* _EXERCISE BRIEF_:
Continue the passage on the USB flash drive transfer tests from its last sentence.

Testing (continued):
Real-World File Transfers:
Typically USB flash drives are used to store many smaller files (word documents, presentations, and images) or massive files such as disc ISOs or DVDs. To simulate these two conditions we measured how long it took using a stopwatch to complete read and write transfers between the test system's 3GB/s SATA II SSD and the Kingston DataTraveler HyperX 64GB USB 3.0 flash drive. The test system was restarted after each test to ensure data was not cached and artificially inflating the test results. USB 2.0 results were not expected to exceed ~30MB/s due to read/write due to the bottleneck of the architecture. USB 3.0 devices are eventually expected to transfer at speeds exceeding 400MB/s and therefore will not bottleneck the tested flash drive performance.

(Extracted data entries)
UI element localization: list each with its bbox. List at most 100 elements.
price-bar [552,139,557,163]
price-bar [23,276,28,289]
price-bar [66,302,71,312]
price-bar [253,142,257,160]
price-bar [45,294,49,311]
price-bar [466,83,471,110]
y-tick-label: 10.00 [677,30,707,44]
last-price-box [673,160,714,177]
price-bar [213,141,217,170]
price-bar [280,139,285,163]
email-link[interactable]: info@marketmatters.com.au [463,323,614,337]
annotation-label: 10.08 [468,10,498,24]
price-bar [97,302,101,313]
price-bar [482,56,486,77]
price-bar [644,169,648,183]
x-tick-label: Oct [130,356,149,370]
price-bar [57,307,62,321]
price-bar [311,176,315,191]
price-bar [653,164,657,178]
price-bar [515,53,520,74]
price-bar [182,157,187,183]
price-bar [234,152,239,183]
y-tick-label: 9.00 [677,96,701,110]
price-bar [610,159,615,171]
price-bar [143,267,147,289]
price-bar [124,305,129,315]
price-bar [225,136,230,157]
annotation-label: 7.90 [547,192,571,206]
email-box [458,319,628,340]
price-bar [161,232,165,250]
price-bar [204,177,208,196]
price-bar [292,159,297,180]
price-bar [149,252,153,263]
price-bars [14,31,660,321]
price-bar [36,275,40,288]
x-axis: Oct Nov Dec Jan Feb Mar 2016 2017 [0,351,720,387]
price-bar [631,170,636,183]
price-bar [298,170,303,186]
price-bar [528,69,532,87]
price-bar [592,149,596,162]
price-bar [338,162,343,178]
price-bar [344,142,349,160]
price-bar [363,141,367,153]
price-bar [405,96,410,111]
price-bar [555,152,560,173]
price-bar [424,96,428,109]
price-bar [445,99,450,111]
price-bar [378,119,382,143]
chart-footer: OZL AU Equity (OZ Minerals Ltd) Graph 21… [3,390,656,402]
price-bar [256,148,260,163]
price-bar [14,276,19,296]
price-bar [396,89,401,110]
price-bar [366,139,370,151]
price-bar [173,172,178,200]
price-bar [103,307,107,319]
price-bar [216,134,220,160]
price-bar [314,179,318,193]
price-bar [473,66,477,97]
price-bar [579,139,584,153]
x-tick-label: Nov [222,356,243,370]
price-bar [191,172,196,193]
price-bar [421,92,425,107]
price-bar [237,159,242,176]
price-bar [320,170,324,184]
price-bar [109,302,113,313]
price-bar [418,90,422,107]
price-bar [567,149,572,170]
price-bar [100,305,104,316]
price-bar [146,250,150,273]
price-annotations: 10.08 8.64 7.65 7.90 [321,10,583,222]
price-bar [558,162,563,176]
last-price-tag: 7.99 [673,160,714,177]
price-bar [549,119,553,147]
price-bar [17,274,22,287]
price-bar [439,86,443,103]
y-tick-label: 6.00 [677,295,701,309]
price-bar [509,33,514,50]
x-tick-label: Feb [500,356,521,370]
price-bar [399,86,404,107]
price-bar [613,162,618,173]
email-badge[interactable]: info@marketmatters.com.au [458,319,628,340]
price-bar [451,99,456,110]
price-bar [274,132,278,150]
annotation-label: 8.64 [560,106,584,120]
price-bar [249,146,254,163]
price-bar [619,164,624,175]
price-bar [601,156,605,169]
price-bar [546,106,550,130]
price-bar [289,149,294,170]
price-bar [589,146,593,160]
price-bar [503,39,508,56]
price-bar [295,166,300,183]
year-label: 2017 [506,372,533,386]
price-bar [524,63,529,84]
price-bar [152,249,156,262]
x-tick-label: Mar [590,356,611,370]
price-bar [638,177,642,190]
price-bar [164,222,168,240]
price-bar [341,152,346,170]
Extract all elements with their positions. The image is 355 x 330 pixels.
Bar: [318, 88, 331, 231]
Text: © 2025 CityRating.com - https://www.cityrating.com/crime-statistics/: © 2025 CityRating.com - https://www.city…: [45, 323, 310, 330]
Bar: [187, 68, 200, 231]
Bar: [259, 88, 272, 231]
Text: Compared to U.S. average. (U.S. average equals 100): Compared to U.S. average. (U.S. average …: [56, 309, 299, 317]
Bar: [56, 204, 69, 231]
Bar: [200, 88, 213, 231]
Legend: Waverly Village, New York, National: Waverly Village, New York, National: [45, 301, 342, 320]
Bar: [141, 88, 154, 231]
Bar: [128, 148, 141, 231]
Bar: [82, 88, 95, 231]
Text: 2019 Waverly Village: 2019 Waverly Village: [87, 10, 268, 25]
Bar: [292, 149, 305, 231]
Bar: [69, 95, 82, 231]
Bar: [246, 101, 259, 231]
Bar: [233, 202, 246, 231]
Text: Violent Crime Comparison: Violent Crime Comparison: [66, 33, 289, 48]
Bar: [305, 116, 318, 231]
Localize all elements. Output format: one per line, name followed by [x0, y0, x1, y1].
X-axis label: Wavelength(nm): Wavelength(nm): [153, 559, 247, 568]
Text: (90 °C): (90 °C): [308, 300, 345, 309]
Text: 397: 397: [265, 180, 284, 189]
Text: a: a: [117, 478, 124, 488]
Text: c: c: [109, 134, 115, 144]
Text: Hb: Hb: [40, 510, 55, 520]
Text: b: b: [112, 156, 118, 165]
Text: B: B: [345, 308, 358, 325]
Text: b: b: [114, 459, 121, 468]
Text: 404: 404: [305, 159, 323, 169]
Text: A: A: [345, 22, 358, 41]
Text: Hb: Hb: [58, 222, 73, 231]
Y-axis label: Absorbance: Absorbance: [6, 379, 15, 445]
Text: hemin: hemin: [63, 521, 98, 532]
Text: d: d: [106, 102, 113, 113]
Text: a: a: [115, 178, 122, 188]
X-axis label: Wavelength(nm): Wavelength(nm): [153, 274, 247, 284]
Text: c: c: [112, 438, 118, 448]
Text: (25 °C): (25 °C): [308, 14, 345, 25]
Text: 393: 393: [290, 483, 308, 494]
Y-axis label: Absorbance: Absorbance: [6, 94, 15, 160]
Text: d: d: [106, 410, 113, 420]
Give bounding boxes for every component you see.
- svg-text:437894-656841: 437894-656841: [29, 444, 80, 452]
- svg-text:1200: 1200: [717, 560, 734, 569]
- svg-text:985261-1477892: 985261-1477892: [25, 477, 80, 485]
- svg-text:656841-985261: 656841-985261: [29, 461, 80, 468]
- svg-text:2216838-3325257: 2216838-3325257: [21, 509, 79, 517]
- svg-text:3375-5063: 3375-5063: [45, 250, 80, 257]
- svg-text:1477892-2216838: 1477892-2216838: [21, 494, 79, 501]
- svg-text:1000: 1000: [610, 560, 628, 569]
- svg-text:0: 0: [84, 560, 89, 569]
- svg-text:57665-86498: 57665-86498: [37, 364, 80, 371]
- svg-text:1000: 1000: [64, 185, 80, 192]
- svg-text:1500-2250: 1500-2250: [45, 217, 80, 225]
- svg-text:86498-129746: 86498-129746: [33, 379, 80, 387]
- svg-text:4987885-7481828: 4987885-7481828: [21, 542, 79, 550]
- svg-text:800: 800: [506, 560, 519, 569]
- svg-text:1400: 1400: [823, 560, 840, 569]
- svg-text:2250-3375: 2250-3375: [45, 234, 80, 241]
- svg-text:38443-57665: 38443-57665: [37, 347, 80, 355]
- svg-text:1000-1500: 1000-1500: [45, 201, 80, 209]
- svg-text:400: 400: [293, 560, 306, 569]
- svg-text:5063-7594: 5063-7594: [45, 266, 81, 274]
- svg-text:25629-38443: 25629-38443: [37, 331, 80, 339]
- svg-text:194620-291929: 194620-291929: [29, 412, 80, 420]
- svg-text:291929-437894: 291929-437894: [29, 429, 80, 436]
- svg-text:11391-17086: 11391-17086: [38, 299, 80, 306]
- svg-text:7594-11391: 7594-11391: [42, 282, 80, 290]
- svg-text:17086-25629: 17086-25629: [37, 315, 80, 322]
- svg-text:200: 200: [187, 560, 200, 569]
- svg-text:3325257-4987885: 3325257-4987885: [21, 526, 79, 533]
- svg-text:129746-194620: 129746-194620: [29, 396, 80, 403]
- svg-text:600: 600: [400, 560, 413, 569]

* _EXERCISE ANSWER_:
Single Large File - Write Performance:
This test involved measuring the time to transfer a single 0.98GB ZIP file between the test system's 3Gbps SATA II drive and the flash drive. The average transfer rate was than calculated using this data and is provided in the below chart. Results show the Kingston DataTraveler HyperX 3.0 achieved average write speeds 10% slower than the rated speed of 135Mb/s. Still, this means transferring a 1GB file takes only ten seconds. Try doing that with any other flash drive.
Single Large File - Read Performance:
Average read performance was even better. To read the same 1GB file off the flash drive took less than six seconds. This works out to transfer rates of 227MB/s, slightly higher than Kingston's 225MB/s quoted transfer rate.